→ GIVEN INSTRUCTION
Review the lines that follow and copy each one that contains the word "Rozanasaveratv".

[A run of records]
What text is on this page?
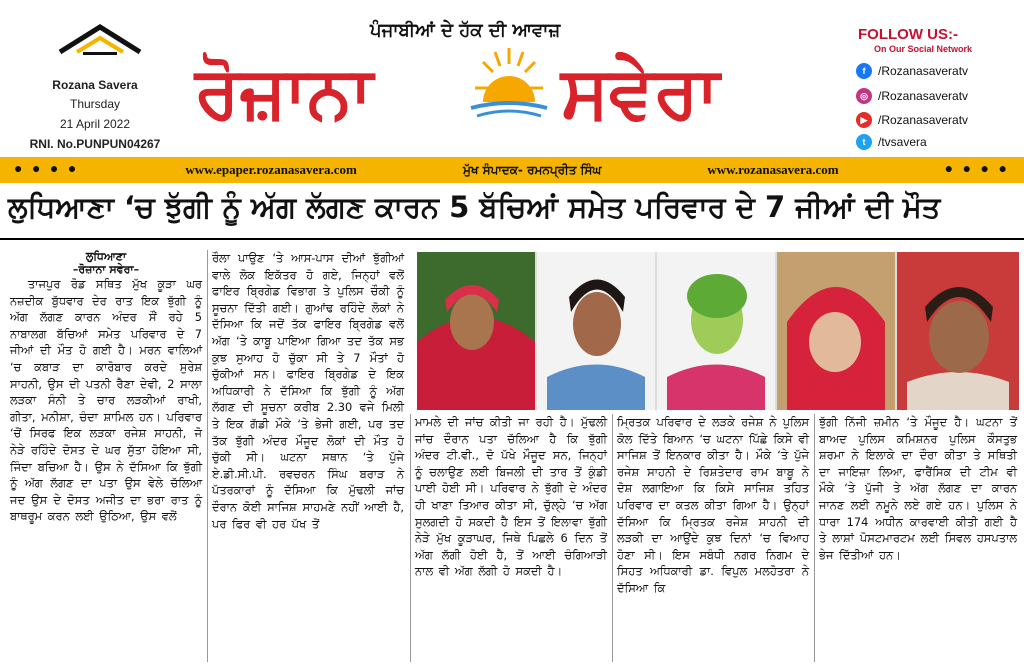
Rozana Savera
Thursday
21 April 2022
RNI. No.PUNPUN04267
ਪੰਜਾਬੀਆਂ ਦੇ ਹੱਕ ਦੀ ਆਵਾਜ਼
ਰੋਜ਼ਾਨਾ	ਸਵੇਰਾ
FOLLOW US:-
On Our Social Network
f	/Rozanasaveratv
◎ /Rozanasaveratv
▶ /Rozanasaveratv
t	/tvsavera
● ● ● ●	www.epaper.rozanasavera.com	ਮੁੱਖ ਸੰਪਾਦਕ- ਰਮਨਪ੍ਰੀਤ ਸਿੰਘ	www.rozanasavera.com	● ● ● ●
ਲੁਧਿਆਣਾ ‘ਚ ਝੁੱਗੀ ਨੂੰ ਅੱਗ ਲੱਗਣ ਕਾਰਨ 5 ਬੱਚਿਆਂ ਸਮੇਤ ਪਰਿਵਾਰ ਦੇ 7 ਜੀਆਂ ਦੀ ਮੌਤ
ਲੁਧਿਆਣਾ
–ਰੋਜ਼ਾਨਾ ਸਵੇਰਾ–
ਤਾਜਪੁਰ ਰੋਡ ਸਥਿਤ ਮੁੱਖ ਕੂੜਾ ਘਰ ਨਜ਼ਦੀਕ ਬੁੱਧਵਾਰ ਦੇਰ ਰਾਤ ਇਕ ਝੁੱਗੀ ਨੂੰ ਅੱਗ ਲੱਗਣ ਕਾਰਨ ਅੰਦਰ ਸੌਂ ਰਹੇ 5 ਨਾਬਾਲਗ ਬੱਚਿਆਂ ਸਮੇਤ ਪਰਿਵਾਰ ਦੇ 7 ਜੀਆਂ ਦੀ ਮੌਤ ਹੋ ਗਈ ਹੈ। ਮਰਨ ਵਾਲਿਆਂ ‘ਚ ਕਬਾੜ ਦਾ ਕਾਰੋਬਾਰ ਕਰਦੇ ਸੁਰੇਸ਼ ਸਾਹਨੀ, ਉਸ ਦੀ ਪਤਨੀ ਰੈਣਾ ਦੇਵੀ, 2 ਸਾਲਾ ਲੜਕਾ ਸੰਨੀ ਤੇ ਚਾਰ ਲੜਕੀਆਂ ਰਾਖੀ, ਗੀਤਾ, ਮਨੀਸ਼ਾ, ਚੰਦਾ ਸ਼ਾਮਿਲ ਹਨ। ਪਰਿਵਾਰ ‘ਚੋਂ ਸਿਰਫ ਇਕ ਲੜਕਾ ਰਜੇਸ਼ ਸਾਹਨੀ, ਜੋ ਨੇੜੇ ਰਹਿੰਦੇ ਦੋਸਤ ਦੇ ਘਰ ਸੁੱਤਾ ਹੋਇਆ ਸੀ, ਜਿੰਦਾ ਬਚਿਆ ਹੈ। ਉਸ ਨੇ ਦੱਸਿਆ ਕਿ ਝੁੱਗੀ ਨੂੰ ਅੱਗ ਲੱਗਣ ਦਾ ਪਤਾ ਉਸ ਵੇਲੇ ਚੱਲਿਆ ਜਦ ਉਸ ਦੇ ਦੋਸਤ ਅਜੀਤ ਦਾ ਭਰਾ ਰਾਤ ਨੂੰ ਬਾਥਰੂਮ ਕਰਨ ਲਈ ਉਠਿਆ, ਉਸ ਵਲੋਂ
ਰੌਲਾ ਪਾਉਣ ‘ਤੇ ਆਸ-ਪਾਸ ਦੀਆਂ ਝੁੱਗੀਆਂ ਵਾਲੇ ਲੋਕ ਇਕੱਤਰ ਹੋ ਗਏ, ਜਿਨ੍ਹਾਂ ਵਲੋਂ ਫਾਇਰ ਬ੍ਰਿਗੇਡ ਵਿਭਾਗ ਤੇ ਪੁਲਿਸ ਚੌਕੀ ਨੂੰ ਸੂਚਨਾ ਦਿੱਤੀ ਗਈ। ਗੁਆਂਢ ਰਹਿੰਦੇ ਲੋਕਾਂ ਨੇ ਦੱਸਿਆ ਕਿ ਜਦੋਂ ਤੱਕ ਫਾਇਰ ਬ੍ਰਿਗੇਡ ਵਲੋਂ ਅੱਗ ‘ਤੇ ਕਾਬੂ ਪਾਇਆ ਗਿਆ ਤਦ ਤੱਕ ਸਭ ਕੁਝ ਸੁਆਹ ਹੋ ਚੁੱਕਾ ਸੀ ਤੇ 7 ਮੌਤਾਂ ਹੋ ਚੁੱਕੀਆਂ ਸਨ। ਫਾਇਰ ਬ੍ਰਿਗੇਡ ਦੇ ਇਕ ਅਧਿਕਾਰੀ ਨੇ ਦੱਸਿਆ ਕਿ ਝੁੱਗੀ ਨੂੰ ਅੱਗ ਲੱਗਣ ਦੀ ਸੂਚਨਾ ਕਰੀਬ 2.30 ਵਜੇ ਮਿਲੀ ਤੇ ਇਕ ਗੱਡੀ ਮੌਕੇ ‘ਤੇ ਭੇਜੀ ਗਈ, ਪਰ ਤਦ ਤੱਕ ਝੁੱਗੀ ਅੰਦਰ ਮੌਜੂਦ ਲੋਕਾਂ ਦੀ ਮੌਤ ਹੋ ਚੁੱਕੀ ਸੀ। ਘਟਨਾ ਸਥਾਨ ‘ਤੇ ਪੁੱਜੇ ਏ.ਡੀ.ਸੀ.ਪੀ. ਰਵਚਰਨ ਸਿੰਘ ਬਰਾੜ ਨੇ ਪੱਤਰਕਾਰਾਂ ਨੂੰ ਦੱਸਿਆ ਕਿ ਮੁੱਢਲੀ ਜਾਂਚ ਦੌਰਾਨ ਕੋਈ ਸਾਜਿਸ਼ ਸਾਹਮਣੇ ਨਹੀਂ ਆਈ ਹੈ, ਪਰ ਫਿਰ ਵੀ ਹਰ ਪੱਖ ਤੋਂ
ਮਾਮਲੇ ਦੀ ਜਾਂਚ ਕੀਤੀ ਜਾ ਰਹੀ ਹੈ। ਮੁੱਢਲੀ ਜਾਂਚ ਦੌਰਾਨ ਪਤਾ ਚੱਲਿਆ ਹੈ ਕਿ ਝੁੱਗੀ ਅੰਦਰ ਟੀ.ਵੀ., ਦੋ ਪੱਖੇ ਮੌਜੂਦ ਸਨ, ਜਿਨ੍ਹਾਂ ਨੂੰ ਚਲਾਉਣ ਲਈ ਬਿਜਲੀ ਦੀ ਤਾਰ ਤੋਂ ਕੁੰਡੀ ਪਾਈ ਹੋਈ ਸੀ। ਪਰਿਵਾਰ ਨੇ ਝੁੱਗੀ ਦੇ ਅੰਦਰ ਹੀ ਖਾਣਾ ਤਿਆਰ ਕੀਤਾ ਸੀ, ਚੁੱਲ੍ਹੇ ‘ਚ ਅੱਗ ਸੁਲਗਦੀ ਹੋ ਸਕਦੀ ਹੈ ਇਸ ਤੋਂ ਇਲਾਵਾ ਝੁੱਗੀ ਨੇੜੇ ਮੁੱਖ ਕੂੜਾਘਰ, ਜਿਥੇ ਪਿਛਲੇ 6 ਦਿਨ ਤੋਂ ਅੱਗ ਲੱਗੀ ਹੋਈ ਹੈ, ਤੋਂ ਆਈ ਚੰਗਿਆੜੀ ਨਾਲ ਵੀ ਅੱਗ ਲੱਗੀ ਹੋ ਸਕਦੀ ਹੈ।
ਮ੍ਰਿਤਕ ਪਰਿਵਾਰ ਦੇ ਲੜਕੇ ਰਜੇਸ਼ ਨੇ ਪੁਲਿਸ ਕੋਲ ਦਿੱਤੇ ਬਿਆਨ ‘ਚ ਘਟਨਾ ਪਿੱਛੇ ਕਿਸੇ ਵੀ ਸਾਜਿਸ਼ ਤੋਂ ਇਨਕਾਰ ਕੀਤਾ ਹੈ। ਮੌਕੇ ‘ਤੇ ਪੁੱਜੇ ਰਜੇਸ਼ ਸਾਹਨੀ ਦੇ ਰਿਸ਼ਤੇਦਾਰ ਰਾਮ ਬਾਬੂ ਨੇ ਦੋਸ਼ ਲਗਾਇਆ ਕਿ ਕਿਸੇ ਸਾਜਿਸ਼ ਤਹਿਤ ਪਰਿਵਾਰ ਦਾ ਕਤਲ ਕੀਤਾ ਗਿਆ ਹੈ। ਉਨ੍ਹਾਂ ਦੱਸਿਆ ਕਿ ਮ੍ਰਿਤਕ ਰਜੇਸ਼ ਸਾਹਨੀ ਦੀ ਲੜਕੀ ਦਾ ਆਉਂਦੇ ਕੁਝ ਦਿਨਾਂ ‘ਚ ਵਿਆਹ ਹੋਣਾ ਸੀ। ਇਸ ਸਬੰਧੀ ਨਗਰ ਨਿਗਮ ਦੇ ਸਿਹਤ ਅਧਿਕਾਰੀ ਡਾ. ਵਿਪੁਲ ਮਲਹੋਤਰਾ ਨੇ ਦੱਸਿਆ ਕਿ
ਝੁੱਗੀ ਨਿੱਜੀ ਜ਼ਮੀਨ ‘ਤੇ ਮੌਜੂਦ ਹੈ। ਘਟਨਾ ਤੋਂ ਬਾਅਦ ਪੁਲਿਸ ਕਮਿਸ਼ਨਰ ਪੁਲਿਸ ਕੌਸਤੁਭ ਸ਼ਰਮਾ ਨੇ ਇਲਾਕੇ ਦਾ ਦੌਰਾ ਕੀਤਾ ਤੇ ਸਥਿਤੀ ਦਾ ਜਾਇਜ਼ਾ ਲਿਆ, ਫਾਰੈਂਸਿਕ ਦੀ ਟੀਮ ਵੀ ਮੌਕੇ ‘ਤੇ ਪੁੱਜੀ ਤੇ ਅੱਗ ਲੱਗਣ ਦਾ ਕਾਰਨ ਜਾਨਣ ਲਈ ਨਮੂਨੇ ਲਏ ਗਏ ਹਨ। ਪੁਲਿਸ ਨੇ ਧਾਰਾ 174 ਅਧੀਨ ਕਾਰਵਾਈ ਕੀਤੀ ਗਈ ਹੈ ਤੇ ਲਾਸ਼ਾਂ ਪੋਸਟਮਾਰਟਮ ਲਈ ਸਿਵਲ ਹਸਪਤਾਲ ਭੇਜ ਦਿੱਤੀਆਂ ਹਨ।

→ TASK RESULT
f	/Rozanasaveratv
◎ /Rozanasaveratv
▶ /Rozanasaveratv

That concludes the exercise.